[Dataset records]
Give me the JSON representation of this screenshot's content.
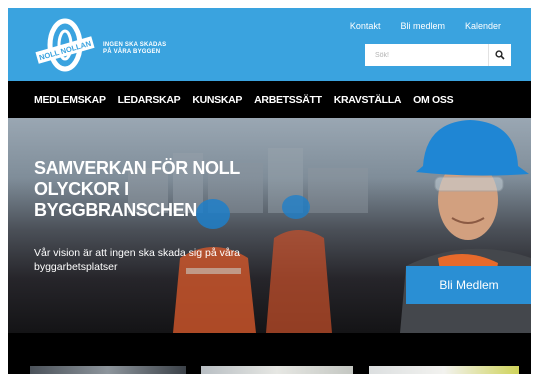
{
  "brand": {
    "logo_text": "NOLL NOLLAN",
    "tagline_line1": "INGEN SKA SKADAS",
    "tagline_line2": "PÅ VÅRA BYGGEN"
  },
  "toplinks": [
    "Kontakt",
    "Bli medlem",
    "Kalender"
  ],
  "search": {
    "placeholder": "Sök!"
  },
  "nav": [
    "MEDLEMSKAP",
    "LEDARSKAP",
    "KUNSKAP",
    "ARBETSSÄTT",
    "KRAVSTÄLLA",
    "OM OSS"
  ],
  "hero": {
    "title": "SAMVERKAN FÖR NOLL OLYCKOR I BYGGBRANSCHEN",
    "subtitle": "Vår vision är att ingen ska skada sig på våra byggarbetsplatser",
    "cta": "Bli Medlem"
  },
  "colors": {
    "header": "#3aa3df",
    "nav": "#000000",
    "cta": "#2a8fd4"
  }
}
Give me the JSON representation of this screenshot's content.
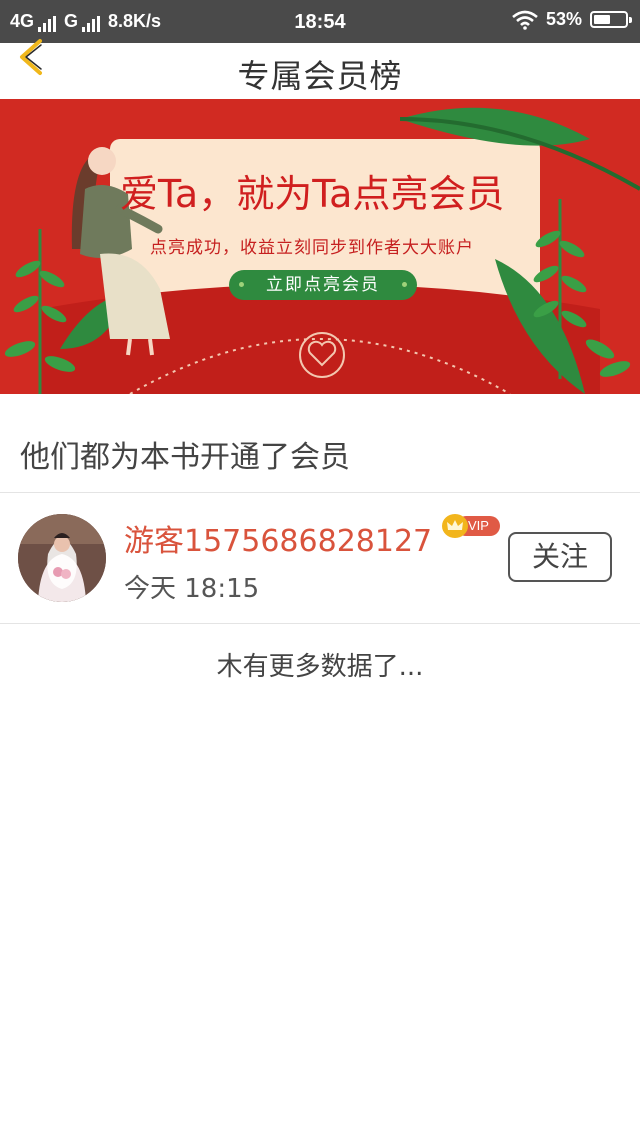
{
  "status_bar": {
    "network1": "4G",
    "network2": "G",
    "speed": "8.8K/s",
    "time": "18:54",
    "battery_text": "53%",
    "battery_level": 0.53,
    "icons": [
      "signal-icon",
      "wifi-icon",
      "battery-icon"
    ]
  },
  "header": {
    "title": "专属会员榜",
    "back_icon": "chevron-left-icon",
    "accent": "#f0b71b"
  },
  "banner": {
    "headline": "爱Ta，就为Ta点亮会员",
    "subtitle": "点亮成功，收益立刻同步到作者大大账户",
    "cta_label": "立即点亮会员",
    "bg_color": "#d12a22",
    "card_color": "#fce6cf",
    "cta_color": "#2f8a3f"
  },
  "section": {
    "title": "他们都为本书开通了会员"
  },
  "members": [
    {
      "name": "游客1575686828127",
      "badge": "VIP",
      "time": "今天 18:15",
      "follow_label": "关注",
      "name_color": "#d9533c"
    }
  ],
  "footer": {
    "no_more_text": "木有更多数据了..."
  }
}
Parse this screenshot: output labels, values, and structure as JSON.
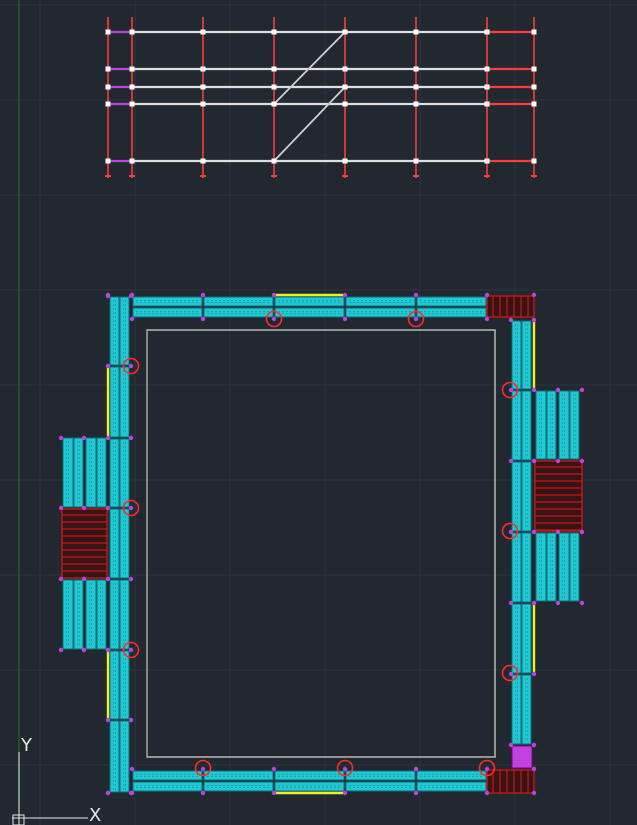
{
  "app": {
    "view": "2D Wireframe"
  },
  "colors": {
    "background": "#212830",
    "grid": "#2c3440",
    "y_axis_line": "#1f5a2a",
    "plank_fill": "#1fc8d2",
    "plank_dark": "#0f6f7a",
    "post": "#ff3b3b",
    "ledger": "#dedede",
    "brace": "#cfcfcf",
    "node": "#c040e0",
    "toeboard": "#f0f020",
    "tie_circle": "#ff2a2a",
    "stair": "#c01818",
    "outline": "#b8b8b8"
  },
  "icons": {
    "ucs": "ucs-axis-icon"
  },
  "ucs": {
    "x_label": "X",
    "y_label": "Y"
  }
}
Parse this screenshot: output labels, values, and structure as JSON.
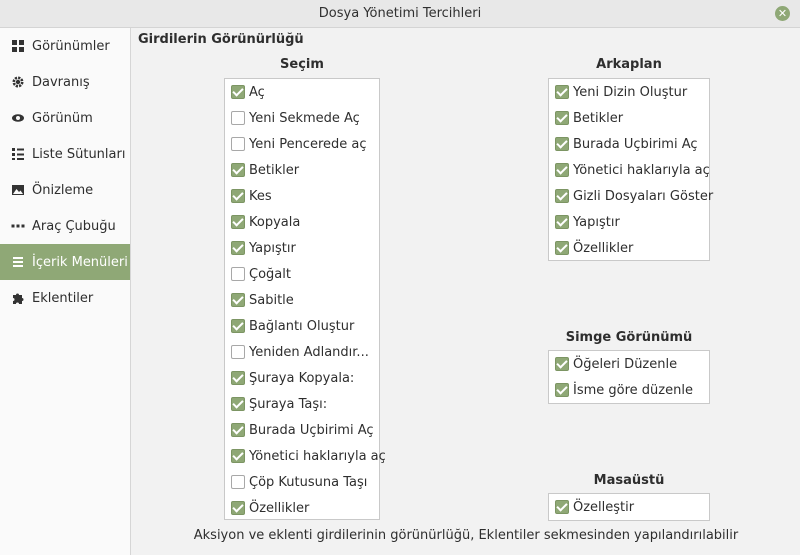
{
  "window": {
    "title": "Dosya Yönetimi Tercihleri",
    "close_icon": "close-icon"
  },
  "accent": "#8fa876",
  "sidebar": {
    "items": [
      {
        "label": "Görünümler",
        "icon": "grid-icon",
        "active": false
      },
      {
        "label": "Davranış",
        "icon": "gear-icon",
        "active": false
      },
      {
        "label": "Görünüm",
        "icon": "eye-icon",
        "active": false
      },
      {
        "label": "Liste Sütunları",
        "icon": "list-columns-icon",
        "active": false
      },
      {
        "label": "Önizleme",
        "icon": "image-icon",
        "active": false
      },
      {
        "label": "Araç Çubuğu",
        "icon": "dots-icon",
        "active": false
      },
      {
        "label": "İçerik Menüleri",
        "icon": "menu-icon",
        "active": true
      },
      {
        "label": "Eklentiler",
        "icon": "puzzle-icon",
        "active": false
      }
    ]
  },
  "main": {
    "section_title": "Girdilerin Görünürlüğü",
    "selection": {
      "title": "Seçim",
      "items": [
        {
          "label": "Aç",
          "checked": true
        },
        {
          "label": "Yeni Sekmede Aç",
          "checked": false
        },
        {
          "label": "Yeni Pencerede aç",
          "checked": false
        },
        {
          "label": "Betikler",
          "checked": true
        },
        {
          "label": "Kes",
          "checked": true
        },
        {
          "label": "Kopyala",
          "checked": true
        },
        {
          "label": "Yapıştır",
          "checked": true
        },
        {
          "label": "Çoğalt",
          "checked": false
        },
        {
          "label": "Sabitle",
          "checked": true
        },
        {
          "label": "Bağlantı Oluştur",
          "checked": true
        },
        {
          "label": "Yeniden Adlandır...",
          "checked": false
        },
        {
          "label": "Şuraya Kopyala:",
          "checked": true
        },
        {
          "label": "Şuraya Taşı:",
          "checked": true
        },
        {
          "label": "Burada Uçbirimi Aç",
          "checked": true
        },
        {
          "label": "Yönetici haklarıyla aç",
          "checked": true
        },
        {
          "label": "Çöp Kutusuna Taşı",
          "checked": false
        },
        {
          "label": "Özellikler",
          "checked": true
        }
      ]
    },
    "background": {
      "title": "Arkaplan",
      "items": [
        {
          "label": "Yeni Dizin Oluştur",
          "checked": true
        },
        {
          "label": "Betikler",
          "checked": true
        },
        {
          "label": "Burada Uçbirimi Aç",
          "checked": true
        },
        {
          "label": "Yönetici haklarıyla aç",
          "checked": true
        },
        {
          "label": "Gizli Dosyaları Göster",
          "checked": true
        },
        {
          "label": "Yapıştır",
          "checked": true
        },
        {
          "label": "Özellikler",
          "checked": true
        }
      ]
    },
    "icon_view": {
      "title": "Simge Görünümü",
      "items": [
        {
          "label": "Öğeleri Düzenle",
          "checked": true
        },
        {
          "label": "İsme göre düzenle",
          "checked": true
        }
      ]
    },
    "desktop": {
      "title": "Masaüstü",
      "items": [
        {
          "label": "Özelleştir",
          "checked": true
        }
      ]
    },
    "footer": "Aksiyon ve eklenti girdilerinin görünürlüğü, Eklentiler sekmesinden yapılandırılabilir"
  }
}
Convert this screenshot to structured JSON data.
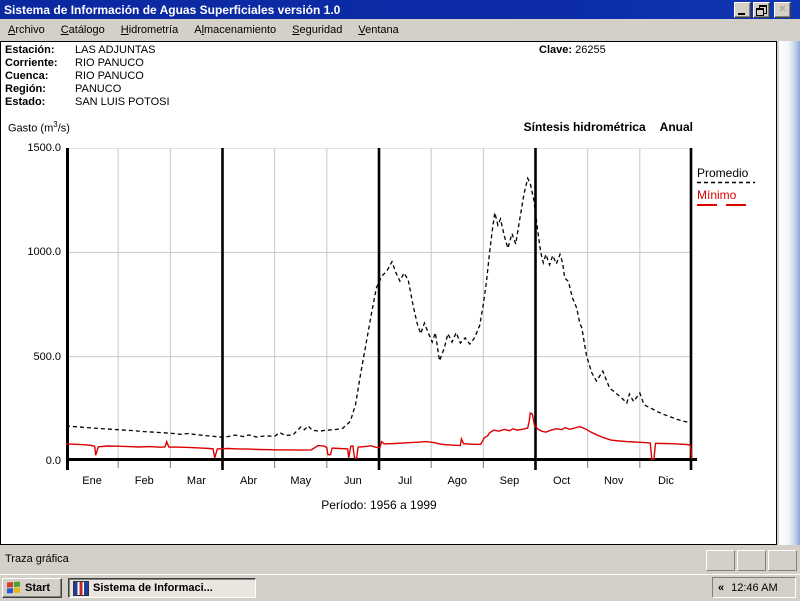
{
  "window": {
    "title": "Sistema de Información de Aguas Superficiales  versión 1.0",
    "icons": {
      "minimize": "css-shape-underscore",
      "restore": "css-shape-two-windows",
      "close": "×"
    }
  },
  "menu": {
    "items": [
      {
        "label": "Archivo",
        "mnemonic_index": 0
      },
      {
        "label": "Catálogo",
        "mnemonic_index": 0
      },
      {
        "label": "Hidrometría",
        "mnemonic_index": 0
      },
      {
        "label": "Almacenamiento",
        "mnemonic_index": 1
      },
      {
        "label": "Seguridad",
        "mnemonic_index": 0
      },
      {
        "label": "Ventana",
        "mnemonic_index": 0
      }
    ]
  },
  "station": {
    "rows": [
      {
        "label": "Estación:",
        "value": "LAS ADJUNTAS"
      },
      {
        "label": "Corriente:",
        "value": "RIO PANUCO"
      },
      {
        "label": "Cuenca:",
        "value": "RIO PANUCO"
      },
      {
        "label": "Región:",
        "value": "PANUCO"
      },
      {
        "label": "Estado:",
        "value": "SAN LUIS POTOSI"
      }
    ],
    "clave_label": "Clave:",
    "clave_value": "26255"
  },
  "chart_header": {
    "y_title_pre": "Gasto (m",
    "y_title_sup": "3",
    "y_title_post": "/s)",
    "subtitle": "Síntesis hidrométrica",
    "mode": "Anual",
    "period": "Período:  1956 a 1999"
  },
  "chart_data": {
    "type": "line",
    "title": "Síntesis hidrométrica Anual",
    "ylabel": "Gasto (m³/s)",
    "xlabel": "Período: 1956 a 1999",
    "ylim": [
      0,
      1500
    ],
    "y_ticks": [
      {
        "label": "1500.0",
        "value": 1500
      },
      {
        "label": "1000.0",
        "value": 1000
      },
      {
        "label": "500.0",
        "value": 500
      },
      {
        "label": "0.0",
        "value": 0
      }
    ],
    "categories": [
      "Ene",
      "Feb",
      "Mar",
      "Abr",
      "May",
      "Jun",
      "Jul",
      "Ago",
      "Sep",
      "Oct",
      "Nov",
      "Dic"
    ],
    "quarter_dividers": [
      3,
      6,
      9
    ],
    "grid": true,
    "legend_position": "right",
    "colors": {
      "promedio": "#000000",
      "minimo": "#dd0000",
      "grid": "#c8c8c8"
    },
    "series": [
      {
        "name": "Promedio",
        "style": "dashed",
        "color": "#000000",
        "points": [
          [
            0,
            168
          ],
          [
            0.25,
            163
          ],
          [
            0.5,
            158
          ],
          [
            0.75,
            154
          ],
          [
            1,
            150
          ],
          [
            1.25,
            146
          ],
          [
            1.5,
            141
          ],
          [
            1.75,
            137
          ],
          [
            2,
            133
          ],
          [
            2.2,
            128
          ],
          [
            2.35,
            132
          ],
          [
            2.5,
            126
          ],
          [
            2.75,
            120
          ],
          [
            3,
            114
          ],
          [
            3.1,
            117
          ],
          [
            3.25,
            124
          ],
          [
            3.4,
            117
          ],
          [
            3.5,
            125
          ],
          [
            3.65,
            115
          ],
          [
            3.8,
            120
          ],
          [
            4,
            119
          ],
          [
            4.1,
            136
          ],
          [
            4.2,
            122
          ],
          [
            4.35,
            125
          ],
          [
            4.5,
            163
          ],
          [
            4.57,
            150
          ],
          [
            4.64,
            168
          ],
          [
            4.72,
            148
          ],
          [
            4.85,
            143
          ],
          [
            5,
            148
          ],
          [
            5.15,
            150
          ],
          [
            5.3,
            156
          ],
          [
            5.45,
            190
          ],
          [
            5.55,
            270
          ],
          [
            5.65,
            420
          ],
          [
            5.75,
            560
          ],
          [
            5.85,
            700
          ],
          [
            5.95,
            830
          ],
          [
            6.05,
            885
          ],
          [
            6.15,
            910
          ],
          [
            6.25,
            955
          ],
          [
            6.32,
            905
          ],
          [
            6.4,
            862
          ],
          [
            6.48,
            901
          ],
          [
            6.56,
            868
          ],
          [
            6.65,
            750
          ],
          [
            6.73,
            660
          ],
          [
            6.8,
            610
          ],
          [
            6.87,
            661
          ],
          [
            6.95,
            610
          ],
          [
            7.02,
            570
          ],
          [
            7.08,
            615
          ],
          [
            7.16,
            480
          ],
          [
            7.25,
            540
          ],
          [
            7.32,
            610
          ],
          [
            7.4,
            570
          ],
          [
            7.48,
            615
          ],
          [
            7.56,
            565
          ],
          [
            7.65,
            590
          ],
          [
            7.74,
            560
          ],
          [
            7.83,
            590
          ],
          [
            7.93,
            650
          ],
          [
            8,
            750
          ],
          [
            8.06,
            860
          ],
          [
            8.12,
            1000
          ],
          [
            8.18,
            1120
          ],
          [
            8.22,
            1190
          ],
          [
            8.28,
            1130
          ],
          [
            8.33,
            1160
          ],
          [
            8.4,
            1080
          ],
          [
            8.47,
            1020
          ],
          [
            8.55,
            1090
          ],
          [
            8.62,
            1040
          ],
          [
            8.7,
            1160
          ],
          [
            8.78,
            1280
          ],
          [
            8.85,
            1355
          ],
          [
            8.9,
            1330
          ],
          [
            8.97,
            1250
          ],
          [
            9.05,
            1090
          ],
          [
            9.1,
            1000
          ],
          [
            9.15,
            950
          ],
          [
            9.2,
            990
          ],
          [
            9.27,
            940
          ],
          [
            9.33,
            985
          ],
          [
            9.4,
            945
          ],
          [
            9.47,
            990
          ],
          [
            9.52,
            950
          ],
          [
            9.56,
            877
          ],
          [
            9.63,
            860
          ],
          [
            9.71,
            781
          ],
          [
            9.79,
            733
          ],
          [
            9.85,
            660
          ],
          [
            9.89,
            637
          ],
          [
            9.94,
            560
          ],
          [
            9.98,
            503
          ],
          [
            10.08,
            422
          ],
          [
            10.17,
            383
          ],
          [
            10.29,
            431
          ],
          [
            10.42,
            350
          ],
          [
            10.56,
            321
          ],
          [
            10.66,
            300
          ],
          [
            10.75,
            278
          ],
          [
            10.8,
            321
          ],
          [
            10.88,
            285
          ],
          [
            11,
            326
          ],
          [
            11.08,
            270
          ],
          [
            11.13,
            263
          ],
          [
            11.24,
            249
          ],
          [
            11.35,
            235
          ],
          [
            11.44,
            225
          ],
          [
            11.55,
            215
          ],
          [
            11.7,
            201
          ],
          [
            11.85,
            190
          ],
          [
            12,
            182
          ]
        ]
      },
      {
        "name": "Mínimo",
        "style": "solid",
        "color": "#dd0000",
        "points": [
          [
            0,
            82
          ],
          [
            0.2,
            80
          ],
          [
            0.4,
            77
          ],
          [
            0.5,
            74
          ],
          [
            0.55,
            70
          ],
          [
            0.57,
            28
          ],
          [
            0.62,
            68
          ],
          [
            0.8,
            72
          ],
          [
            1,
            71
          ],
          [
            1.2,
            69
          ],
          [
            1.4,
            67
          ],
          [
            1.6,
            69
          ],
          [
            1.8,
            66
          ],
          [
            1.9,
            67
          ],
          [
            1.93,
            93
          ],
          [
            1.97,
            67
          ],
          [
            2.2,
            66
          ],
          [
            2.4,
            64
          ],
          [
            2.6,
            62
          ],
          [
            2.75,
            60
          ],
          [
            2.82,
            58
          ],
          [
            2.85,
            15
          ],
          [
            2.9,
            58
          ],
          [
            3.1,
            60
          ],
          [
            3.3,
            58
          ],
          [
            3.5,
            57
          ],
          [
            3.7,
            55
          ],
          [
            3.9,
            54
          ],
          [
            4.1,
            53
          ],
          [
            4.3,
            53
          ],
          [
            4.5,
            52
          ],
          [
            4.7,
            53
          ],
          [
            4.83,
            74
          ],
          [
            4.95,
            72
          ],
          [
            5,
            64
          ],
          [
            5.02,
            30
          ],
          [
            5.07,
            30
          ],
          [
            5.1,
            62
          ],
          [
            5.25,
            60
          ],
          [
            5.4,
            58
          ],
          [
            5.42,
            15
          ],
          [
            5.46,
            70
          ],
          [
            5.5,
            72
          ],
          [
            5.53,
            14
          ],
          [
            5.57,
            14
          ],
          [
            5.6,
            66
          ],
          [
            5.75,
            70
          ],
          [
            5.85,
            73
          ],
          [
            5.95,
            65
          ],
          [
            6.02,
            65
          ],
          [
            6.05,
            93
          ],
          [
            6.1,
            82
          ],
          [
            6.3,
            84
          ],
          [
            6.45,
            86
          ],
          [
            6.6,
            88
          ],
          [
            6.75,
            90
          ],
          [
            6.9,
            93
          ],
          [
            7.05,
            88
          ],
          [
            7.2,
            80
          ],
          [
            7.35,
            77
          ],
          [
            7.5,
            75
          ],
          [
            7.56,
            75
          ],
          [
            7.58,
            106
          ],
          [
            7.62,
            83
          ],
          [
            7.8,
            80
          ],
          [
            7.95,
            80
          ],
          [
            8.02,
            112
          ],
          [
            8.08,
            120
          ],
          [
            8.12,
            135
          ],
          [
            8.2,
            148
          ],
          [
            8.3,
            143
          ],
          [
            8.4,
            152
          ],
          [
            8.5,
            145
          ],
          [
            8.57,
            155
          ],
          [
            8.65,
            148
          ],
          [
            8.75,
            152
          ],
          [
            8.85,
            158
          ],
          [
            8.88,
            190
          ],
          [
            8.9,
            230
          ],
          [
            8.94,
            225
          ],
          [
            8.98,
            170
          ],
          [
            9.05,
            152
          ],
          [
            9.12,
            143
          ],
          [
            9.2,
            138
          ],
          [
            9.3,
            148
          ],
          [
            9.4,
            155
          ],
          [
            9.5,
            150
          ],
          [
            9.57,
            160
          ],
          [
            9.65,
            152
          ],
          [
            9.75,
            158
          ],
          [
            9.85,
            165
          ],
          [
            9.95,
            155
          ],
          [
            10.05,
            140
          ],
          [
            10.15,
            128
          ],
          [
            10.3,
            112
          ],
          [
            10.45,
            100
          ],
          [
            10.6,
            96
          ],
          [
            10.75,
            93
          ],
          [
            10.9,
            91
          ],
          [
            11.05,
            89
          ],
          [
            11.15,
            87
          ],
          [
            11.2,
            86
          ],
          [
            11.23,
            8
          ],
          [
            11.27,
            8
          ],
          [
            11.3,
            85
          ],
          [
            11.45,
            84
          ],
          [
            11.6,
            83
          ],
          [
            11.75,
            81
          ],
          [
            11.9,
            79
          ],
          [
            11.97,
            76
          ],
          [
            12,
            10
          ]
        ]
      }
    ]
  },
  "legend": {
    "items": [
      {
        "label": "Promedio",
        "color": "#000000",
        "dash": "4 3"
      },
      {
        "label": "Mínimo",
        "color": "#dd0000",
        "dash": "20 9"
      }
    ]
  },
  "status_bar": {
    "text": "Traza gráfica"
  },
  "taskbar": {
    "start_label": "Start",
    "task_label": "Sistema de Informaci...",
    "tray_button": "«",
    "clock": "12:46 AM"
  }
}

▸ DESCRIPTION OF THE TASK
Reproduce every line of the listing above in which the string "Taşı" appears.

▸ SOLUTION TO THE PROBLEM
          "label": "Şuraya Taşı:",
          "label": "Çöp Kutusuna Taşı",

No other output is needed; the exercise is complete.